» Requirements
Find the word "นการประเม" in the data. Return every line where it appears.

» Recorded data
* START *
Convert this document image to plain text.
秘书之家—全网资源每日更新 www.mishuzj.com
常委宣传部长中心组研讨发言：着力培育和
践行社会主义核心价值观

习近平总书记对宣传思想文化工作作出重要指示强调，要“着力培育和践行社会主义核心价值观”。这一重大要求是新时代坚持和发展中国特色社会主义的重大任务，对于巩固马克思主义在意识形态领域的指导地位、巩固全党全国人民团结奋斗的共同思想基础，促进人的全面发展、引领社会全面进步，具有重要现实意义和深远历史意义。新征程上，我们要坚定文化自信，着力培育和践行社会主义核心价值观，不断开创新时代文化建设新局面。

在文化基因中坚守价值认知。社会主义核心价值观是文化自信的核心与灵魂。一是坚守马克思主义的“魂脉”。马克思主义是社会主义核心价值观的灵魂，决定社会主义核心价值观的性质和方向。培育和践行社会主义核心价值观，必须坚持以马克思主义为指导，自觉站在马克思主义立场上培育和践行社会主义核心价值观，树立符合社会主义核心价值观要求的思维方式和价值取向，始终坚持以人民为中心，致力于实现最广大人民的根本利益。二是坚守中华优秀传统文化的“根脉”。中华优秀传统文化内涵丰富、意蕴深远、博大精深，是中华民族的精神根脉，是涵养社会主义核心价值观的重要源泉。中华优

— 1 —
* END *
* START *
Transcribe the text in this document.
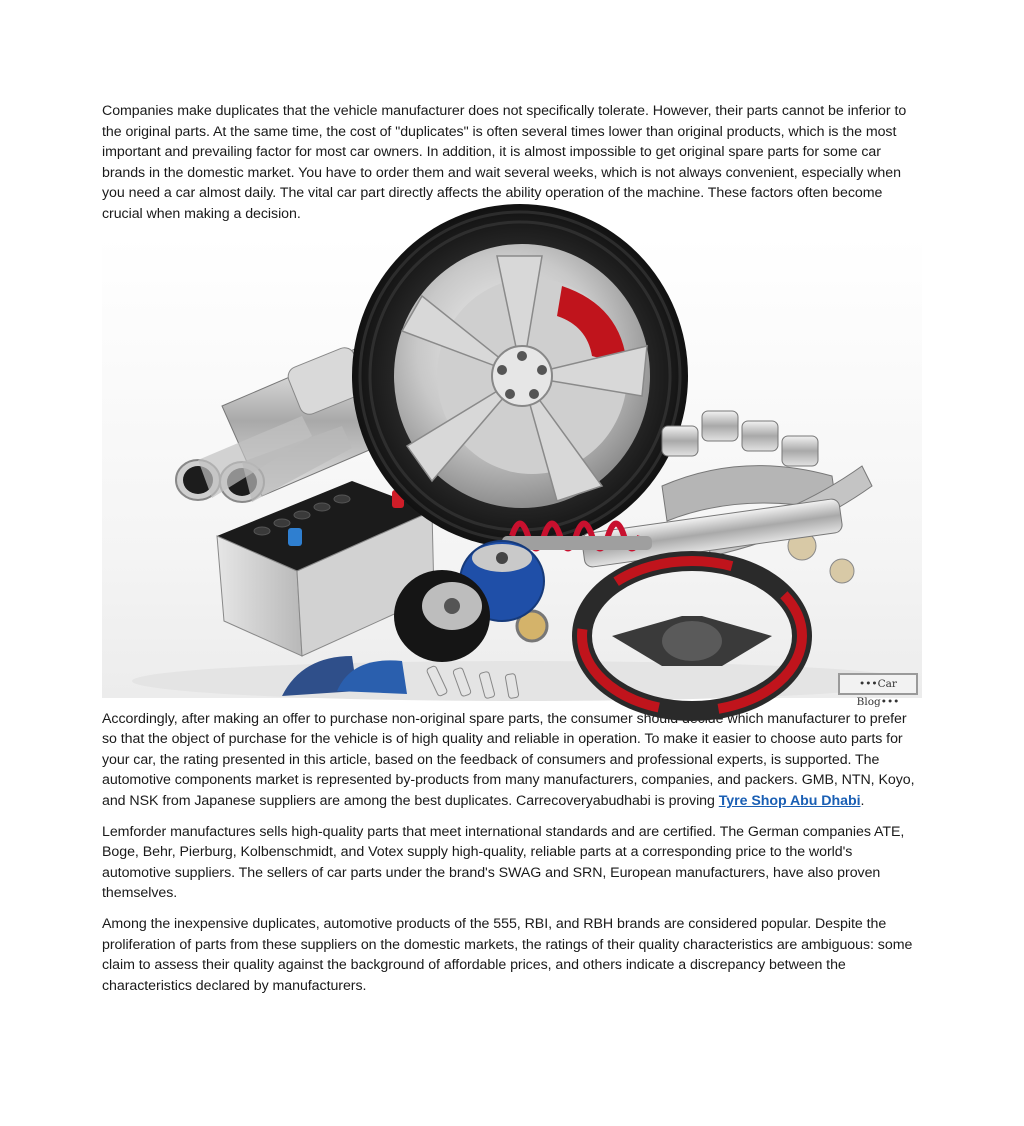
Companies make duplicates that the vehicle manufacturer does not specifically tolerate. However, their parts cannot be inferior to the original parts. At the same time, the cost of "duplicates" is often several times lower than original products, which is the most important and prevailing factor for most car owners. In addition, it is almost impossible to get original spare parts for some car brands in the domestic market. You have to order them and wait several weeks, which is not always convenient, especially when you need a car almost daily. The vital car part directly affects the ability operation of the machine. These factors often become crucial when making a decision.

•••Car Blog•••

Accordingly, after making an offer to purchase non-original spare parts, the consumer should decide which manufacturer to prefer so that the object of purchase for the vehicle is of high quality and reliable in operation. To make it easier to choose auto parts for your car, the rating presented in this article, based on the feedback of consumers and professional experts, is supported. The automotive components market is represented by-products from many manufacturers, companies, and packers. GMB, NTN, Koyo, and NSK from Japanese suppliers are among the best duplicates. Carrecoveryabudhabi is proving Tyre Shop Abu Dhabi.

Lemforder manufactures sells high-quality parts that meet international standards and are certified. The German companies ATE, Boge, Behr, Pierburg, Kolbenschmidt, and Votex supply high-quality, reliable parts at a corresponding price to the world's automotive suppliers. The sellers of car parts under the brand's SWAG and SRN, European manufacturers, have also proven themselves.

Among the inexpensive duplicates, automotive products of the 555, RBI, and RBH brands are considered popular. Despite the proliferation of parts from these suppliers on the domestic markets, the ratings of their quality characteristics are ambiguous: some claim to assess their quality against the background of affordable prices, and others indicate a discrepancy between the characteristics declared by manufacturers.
* END *
* START *
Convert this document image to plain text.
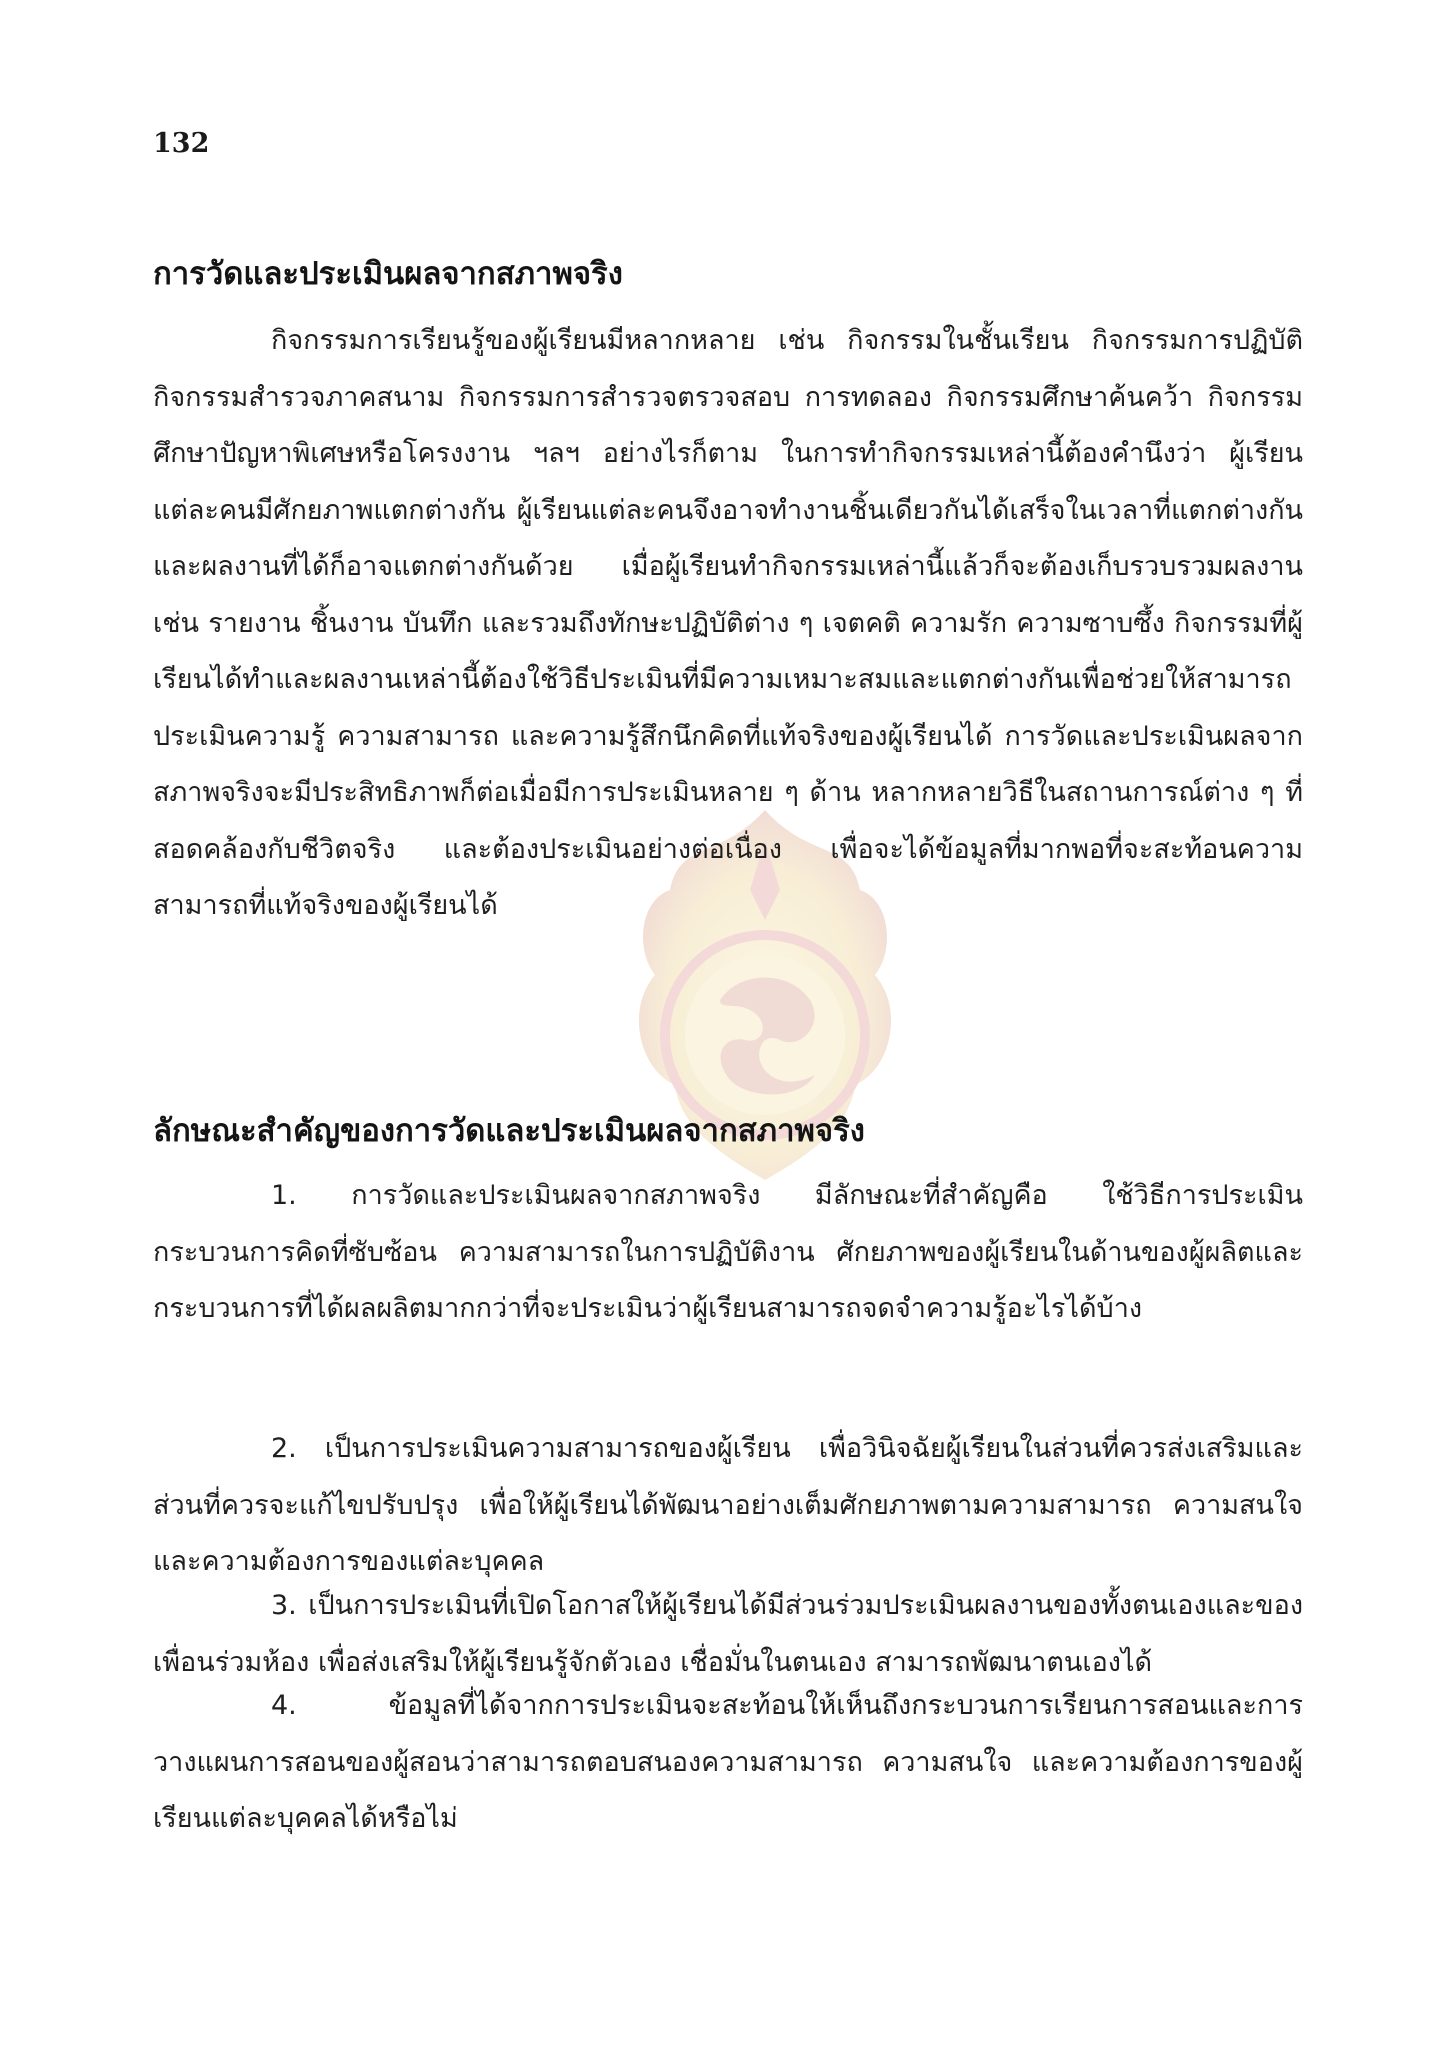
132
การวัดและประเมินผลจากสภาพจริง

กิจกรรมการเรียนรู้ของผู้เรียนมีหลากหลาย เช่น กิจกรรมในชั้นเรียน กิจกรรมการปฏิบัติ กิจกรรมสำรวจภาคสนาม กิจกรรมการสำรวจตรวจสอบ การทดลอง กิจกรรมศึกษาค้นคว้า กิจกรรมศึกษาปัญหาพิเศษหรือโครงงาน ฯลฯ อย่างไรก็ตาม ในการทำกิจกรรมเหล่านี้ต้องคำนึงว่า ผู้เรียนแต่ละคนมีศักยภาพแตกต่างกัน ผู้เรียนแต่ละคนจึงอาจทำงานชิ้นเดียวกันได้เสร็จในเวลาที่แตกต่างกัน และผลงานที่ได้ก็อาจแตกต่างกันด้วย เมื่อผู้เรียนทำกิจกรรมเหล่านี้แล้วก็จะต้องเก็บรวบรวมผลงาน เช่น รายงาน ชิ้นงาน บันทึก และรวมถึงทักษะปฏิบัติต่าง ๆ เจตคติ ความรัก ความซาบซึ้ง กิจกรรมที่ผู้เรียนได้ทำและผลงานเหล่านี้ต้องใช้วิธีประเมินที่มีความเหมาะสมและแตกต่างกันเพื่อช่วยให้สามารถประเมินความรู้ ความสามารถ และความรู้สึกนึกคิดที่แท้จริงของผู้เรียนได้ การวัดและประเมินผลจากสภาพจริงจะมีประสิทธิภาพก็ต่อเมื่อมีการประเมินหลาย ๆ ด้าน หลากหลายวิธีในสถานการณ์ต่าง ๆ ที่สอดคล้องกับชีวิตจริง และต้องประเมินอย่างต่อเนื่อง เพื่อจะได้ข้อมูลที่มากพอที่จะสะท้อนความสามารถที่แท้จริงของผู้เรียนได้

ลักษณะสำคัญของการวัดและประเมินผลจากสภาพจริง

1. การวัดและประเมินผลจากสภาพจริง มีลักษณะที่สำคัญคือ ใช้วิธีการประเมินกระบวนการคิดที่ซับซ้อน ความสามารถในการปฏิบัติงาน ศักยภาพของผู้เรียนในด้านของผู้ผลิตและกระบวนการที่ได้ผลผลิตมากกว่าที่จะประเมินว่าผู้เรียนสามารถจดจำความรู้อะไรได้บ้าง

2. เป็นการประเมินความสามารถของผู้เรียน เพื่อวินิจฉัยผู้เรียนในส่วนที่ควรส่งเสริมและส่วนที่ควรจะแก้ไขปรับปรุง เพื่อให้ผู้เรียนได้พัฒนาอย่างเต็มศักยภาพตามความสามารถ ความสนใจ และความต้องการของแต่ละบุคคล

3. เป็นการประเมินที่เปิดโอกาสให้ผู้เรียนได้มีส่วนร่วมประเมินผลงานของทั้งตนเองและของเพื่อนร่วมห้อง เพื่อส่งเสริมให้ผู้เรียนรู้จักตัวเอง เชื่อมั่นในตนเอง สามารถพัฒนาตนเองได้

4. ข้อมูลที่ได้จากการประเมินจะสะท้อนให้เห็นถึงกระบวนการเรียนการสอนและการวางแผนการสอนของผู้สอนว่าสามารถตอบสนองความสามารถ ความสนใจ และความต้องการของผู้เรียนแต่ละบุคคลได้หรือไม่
* END *
» Result of the task
2. เป็นการประเมินความสามารถของผู้เรียน เพื่อวินิจฉัยผู้เรียนในส่วนที่ควรส่งเสริมและส่วนที่ควรจะแก้ไขปรับปรุง เพื่อให้ผู้เรียนได้พัฒนาอย่างเต็มศักยภาพตามความสามารถ ความสนใจ และความต้องการของแต่ละบุคคล
3. เป็นการประเมินที่เปิดโอกาสให้ผู้เรียนได้มีส่วนร่วมประเมินผลงานของทั้งตนเองและของเพื่อนร่วมห้อง เพื่อส่งเสริมให้ผู้เรียนรู้จักตัวเอง เชื่อมั่นในตนเอง สามารถพัฒนาตนเองได้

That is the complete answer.